• [Short exercise]
Identify the lines bearing the string "ylabel" and gather them.

• [Extracted entries]

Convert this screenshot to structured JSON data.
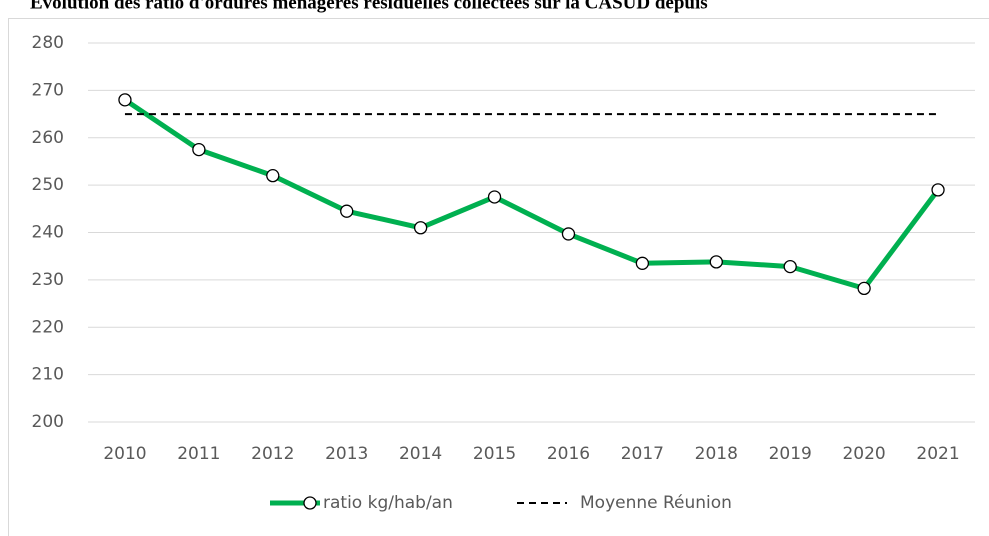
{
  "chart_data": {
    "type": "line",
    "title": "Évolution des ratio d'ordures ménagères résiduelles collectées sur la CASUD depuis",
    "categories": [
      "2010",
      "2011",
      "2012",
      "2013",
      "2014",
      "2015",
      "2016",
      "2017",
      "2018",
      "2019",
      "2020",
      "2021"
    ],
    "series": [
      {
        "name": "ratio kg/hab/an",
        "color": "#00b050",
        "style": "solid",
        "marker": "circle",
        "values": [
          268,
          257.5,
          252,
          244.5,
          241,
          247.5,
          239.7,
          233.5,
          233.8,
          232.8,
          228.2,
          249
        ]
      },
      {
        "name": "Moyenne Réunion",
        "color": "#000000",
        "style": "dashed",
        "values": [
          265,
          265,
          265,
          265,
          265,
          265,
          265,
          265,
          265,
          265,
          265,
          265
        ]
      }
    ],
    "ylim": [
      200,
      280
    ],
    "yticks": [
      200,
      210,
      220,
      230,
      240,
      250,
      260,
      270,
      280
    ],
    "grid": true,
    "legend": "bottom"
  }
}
...
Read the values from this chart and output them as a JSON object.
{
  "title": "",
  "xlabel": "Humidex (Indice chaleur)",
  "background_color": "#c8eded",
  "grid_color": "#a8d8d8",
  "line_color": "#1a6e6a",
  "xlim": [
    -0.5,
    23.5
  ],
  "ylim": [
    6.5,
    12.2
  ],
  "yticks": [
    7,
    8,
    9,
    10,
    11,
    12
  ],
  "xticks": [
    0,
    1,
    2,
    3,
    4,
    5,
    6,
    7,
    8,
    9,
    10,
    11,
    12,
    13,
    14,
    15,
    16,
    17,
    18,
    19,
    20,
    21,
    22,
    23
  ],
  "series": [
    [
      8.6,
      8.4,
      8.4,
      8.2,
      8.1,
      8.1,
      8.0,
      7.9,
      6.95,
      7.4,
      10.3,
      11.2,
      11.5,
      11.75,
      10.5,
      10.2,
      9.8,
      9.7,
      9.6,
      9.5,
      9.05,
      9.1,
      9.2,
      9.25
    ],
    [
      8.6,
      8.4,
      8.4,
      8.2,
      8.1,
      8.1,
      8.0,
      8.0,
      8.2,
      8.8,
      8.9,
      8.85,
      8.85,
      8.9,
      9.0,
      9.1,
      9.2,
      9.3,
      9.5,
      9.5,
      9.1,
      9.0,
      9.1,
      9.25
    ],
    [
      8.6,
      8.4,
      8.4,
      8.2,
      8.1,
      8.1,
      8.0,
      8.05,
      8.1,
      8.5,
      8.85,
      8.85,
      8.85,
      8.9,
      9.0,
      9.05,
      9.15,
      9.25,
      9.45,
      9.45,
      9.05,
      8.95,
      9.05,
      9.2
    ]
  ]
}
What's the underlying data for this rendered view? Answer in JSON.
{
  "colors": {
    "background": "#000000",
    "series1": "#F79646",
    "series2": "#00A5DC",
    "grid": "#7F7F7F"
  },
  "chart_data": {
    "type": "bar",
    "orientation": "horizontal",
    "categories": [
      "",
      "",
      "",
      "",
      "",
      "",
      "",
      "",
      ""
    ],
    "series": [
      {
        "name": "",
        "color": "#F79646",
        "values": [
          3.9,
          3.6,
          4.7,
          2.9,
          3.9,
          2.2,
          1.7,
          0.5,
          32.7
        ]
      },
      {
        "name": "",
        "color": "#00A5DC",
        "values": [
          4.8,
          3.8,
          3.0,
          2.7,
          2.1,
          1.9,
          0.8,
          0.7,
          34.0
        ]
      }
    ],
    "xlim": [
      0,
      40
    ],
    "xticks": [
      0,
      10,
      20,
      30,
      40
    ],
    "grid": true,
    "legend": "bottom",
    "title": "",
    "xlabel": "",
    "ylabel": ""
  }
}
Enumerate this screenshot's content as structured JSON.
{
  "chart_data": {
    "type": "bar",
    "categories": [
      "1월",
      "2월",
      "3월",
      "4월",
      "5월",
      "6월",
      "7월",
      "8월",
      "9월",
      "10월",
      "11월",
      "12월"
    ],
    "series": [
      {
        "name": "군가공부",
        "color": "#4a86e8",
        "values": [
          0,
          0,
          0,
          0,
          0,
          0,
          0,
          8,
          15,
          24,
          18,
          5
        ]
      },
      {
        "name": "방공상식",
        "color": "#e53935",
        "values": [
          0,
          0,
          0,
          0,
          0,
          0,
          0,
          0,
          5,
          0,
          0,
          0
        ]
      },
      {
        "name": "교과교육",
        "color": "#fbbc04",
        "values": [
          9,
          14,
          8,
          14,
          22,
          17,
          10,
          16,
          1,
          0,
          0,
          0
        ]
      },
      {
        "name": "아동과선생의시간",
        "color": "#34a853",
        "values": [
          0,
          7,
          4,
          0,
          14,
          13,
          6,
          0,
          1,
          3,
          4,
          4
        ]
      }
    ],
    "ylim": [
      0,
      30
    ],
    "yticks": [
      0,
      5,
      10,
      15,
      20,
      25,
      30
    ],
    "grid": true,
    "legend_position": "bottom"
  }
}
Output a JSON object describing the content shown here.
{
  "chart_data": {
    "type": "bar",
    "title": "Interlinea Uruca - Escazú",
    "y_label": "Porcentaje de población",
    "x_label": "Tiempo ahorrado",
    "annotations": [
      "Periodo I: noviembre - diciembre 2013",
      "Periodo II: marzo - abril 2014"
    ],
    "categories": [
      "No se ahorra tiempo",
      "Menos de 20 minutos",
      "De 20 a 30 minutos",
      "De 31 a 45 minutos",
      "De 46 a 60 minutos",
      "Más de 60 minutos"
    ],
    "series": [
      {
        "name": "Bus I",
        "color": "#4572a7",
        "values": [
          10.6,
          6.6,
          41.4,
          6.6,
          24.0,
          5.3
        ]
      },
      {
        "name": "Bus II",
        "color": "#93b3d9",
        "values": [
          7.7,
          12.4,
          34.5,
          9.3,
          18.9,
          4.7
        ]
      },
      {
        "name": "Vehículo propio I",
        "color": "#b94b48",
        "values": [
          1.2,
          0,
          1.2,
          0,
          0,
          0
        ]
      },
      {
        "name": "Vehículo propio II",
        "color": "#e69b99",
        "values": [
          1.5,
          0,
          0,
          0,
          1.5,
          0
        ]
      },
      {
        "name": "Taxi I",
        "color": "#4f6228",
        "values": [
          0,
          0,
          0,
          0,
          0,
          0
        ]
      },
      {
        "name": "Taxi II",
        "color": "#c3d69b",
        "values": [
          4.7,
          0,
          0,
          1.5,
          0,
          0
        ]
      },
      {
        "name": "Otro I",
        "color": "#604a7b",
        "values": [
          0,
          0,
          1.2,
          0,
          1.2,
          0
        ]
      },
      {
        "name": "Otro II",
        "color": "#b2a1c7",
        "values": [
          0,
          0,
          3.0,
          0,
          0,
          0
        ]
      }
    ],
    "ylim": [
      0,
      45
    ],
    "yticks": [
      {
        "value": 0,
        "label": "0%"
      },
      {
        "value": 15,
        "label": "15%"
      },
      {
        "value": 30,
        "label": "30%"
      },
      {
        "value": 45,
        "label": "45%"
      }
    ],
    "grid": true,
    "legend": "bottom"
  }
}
* * *
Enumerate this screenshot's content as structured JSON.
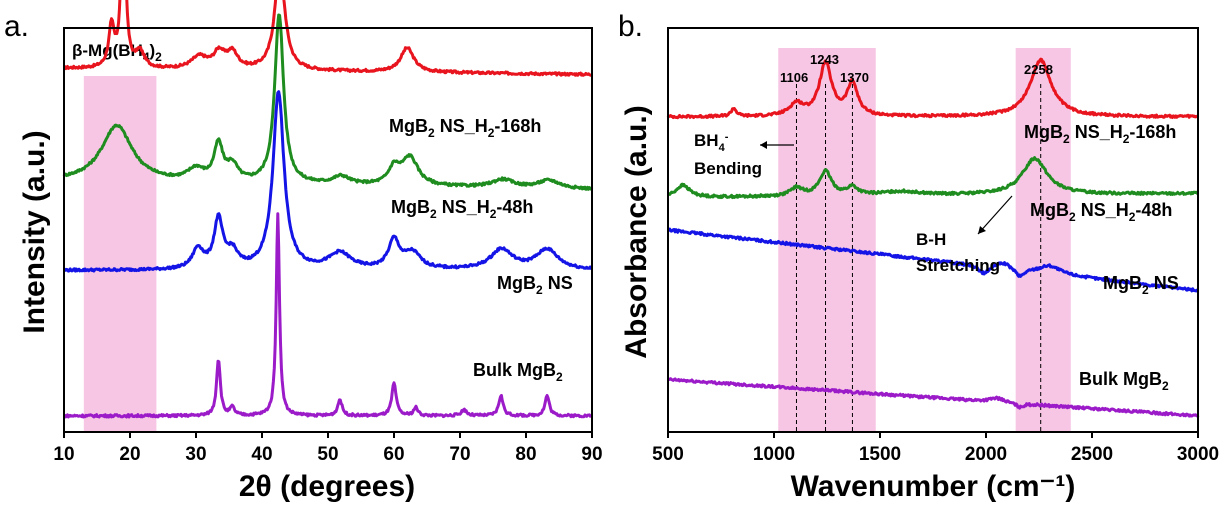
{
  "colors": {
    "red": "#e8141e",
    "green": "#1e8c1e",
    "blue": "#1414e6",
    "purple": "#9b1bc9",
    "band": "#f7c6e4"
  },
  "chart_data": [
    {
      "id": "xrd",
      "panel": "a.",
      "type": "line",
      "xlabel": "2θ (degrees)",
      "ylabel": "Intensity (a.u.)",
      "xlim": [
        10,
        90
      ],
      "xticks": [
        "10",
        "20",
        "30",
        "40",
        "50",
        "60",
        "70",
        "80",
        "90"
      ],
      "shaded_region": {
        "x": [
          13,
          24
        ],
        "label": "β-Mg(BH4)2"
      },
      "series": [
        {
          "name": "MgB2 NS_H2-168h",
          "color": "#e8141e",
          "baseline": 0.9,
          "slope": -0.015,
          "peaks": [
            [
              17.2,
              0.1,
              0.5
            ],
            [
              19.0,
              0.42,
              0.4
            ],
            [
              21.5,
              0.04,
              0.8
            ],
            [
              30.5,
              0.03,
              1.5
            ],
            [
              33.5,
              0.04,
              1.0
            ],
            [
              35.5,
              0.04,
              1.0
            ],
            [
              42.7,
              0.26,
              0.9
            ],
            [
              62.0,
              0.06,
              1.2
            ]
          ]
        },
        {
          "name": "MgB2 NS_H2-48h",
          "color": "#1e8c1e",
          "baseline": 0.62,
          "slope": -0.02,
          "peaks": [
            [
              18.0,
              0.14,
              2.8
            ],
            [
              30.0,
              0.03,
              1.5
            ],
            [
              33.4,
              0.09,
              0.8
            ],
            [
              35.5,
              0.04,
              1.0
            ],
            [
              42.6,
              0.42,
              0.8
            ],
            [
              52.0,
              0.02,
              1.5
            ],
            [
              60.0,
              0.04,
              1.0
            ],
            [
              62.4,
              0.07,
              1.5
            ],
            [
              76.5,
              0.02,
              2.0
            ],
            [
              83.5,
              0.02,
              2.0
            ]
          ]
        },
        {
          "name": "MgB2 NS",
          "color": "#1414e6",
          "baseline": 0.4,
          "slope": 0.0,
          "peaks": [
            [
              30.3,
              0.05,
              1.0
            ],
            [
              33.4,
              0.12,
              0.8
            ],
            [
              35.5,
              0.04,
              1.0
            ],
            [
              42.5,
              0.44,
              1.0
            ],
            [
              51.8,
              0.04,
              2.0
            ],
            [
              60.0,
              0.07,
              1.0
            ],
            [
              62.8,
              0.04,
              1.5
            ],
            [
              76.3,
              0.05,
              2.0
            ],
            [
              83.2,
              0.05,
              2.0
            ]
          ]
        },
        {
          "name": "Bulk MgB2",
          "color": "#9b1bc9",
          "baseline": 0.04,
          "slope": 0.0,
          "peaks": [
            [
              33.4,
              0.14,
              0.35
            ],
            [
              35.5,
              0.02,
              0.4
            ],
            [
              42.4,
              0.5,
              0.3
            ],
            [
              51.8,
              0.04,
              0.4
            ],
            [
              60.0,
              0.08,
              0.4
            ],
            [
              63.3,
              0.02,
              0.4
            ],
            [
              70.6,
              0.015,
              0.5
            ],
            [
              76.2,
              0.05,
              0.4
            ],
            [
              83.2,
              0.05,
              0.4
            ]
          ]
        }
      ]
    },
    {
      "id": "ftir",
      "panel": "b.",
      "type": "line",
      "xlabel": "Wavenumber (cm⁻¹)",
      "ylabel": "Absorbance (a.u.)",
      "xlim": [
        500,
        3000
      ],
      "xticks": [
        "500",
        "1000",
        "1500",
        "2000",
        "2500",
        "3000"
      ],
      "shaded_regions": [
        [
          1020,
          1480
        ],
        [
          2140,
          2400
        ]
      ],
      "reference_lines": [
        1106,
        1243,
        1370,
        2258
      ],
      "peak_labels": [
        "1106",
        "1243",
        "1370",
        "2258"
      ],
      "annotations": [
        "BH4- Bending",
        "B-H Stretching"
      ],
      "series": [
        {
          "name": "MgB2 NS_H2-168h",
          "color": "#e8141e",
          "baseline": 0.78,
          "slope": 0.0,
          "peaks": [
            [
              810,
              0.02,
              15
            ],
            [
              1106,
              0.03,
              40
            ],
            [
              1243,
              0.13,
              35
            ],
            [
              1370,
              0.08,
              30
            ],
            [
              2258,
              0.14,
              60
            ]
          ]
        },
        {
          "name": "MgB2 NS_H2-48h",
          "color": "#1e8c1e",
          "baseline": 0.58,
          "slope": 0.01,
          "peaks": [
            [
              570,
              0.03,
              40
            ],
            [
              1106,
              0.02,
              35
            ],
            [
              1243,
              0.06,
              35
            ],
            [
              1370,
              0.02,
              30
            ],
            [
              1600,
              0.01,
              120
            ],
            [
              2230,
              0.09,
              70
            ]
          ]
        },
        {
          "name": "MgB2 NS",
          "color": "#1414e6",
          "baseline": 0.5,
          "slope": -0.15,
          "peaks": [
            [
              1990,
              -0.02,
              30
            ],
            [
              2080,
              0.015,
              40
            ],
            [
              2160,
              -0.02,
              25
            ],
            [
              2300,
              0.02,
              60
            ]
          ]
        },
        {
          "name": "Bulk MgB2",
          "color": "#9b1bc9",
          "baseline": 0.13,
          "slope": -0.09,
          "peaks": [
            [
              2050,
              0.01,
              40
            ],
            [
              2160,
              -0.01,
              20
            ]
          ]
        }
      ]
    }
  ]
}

• [Written response]
    "ylabel": ""
      "ylabel": "Intensity (a.u.)",
      "ylabel": "Absorbance (a.u.)",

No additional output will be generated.